Item Details
Work details
- Title
- St Martins Parish Church (also known as Melginch or Megginch)
- Work OCR text
SUMMARY DESCRIPTION
The present church, which dates from 1842, is a basically T-shaped structure, with a lateral aisle projecting from the centre of the south face, and a slight salient capped by a bellcote at the corresponding point of the north face. Nothing visible remains of the medieval church.
HISTORICAL OUTLINE
Probably shortly after 1189, David Huniet or Humet, apparently the secular lord of Melginch, with the assent of his son, Alexander, gave the church to John, bishop of Dunkeld.(1) Bishop John thereupon granted the church to the canons of Holyrood, who had received confirmation of possession from King William by 1199 at the latest.(2) It appears, however, that Bishop John had only made over the patronage of the church to the canons, who did not secure corporal possession until 1228 when Bishop Hugh agreed to the appropriation of the parsonage and vicarage to the abbey.(3) In 1230, the incumbent rector, Walter, resigned his charge in a ceremony at the church into the hands of sir William son of Nicholas, canon and sacristan of Holyrood, in the presence of the bishop and dean of Dunkeld, and Stephen, lord of Melginch. The dean then confirmed William in possession of the church and instituted him as rector.(4) It is possible that his predecessor, Walter, may also have been a canon of Holyrood, for amongst the witnesses to the process was William, chaplain of Melginch, who may have been serving the cure. A vicarage, however, was instituted at some point after this date, being recorded in Bagimond’s Roll.(5) Although on occasion possession of the church could be granted to individual canons of Holyrood, as in 1386 when it formed part of a settlement awarded to David Bell upon his resignation of the abbacy, the parsonage remained annexed to the abbey at the Reformation, with the cure served by a vicar.(6)
ARCHITECTURAL DESCRIPTION
In the entry in the Statistical Account, published in 1794, it was said that the church had been rebuilt in 1776, but it was again rebuilt in 1842, to the designs of Andrew Heiton. The church erected at the latter date occupies a narrow ridge on which there is room for only a small burial ground to its south and west. Since that graveyard contains several monuments predating the church, it appears certain that the present building must occupy the site of its predecessors, and that its construction has obliterated any visible traces of those predecessors.

Problem set
**1.** Write out the rows from the first row through the line with "marker [374,855,402,882]", including both of them.
**2.** Extend the St Martins Parish Church description, picking up after its last sentence.
The church description and the rows come from unrelated sources.

Stored records
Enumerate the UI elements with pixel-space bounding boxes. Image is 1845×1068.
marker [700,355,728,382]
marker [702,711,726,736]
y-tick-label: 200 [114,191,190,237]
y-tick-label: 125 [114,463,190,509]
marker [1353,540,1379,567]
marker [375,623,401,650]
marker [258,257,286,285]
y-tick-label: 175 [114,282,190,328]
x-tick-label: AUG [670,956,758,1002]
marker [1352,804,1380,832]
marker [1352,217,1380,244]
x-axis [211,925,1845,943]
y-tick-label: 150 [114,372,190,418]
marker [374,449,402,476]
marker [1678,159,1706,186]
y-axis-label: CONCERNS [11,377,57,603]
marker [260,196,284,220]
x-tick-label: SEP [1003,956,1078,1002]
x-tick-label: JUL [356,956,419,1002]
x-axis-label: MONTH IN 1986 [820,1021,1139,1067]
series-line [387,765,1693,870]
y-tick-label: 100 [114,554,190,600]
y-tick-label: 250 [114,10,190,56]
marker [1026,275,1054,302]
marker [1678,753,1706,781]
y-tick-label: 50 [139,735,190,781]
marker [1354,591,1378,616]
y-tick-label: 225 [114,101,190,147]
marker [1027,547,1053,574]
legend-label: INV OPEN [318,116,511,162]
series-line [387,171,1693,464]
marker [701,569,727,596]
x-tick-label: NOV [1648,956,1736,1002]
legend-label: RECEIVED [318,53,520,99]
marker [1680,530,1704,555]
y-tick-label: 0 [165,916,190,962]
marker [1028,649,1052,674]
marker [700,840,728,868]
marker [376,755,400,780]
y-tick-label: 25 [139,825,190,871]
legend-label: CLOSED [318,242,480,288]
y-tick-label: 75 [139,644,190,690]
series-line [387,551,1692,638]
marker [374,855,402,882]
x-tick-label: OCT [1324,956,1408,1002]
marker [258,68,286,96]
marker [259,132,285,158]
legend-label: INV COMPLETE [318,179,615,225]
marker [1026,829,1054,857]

Exercise responses
**1.**
Enumerate the UI elements with pixel-space bounding boxes. Image is 1845×1068.
marker [700,355,728,382]
marker [702,711,726,736]
y-tick-label: 200 [114,191,190,237]
y-tick-label: 125 [114,463,190,509]
marker [1353,540,1379,567]
marker [375,623,401,650]
marker [258,257,286,285]
y-tick-label: 175 [114,282,190,328]
x-tick-label: AUG [670,956,758,1002]
marker [1352,804,1380,832]
marker [1352,217,1380,244]
x-axis [211,925,1845,943]
y-tick-label: 150 [114,372,190,418]
marker [374,449,402,476]
marker [1678,159,1706,186]
y-axis-label: CONCERNS [11,377,57,603]
marker [260,196,284,220]
x-tick-label: SEP [1003,956,1078,1002]
x-tick-label: JUL [356,956,419,1002]
x-axis-label: MONTH IN 1986 [820,1021,1139,1067]
series-line [387,765,1693,870]
y-tick-label: 100 [114,554,190,600]
y-tick-label: 250 [114,10,190,56]
marker [1026,275,1054,302]
marker [1678,753,1706,781]
y-tick-label: 50 [139,735,190,781]
marker [1354,591,1378,616]
y-tick-label: 225 [114,101,190,147]
marker [1027,547,1053,574]
legend-label: INV OPEN [318,116,511,162]
series-line [387,171,1693,464]
marker [701,569,727,596]
x-tick-label: NOV [1648,956,1736,1002]
legend-label: RECEIVED [318,53,520,99]
marker [1680,530,1704,555]
y-tick-label: 0 [165,916,190,962]
marker [1028,649,1052,674]
marker [700,840,728,868]
marker [376,755,400,780]
y-tick-label: 25 [139,825,190,871]
legend-label: CLOSED [318,242,480,288]
y-tick-label: 75 [139,644,190,690]
series-line [387,551,1692,638]
marker [374,855,402,882]

**2.**
Within the fabric of the church of 1842 a number of earlier monuments are to be seen. These include a stone of about 1600 that marks the burial place of Henry Drummond of Gairdrum, to the west of the pulpit, and a memorial to Isobel Rollo who died in 1646, set within a wall adjoining the steps to a basement chamber. However, it is unlikely that these indicate the retention of fabric from the earlier church; they were presumably re-set in the later masonry for reasons of family piety.
NOTES
1. Holyrood Liber, no 66.
2. Holyrood Liber, no 48; RRS, ii, no 297.
3. Holyrood Liber, 53.
4. Holyrood Liber, appendix 2, no 13.
5. SHS Misc, vi, 48.
6. CPL, Clement VII, 127n; Donaldson, Thirds of Benefices, 16.
BIBLIOGRAPHY
Calendar of Papal letters to Scotland of Clement VII of Avignon, 1976, ed. C. Burns, (Scottish History Society) Edinburgh, 127n.
Cowan, I.B., 1967, The parishes of medieval Scotland, (Scottish Record Society), Edinburgh, 145.
Donaldson, G. 1949, Accounts of the collectors of thirds of benefices, (Scottish History Society), Edinburgh, 16.
Dunlop, A.I., 1939, ‘Bagimond’s Roll, statement of the tenths of the kingdom of Scotland’, Miscellany of the Scottish History Society, vi, 1-77, at 48.
Gifford, J., 2007, The Buildings of Scotland, Perth and Kinross, New Haven and London, 687-8.
Hay, G., 1957, The architecture of Scottish post-Reformation churches, Oxford, 122, 188, 203, 208.
Liber cartarum Sancte Crucis, 1840, ed. C. Innes, (Bannatyne Club), Edinburgh, nos 48, 53, 66, app. 2 no 13.
New Statistical Account of Scotland, 1845, Edinburgh and London, x, 874.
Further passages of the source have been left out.